_Set exercise:_ Determine how many lines carry the word "checkbox". Output that number only.

★ ★ ★ ★

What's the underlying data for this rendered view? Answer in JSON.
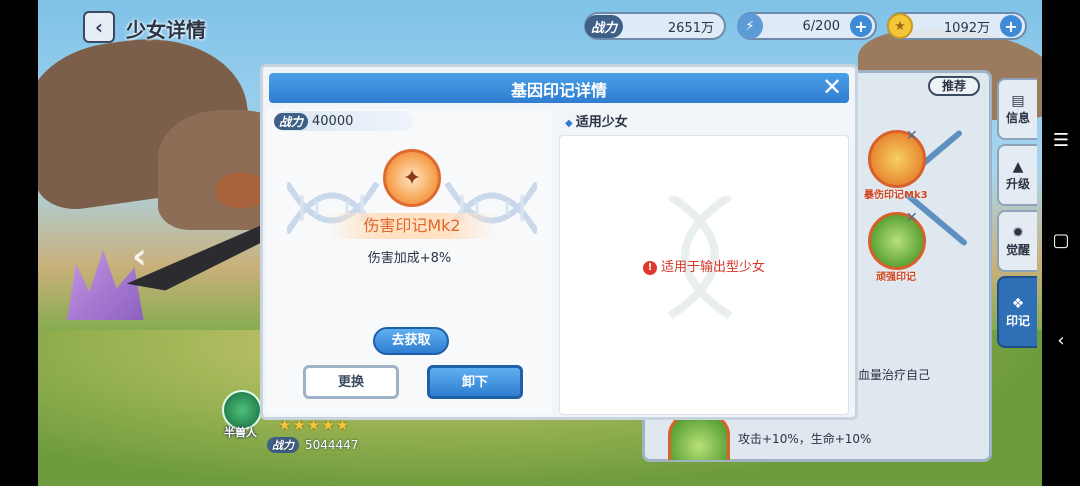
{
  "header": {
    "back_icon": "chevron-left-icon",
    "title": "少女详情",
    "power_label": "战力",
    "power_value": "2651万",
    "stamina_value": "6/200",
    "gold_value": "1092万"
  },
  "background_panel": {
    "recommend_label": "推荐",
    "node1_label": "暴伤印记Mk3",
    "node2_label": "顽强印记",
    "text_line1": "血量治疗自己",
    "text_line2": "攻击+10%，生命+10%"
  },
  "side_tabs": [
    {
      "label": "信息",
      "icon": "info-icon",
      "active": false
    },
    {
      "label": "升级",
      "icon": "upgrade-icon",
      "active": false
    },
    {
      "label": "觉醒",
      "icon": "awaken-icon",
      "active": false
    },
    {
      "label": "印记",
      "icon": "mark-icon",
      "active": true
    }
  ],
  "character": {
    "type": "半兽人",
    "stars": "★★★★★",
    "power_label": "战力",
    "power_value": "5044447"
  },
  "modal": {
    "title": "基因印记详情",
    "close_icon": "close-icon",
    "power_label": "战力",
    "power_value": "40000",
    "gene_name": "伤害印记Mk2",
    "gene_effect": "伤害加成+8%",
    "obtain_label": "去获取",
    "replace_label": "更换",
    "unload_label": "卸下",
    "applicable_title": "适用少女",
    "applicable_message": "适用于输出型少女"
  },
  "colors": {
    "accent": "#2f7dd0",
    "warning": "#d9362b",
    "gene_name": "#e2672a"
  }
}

★ ★ ★ ★

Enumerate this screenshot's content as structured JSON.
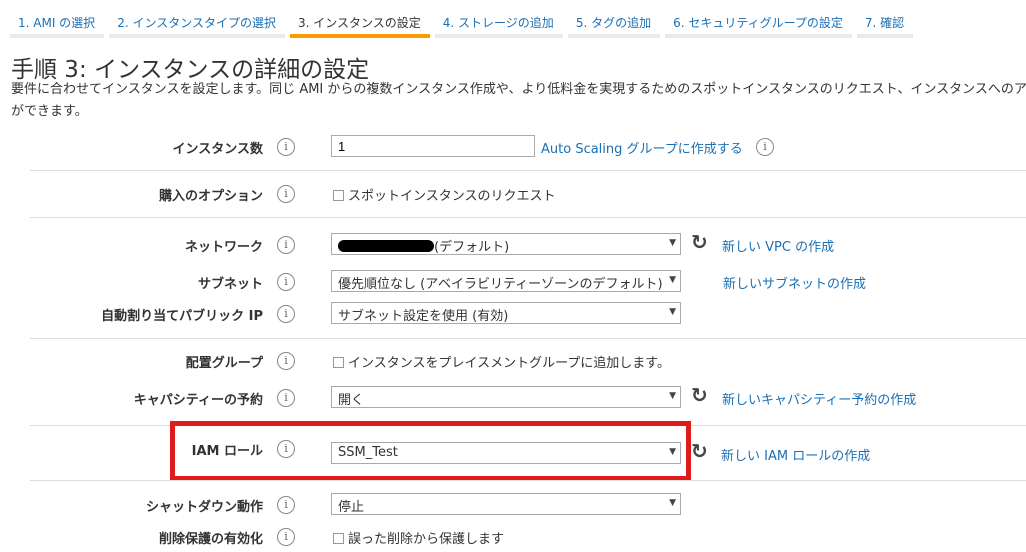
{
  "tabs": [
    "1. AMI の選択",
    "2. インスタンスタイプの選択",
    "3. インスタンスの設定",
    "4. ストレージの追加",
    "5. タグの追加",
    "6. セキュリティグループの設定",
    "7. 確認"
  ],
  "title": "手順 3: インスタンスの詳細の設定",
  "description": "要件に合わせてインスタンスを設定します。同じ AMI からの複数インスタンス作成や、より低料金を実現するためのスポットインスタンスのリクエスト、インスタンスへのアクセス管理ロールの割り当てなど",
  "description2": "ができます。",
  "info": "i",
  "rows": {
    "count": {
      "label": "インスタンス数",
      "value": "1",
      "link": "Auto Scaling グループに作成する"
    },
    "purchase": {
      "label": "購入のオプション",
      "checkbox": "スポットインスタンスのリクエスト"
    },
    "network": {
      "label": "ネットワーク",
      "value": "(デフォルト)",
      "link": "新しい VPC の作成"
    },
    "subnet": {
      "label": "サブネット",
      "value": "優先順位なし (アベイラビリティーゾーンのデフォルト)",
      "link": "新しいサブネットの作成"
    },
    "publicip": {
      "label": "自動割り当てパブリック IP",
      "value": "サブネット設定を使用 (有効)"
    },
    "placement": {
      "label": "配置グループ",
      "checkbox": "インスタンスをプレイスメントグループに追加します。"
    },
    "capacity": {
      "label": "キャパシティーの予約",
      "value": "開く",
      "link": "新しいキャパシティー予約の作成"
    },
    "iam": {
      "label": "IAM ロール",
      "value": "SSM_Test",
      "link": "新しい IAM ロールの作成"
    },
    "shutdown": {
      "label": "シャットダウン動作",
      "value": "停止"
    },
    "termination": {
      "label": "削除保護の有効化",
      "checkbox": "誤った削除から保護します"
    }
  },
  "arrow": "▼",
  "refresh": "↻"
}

★ ★ ★ ★

_Result:_ 3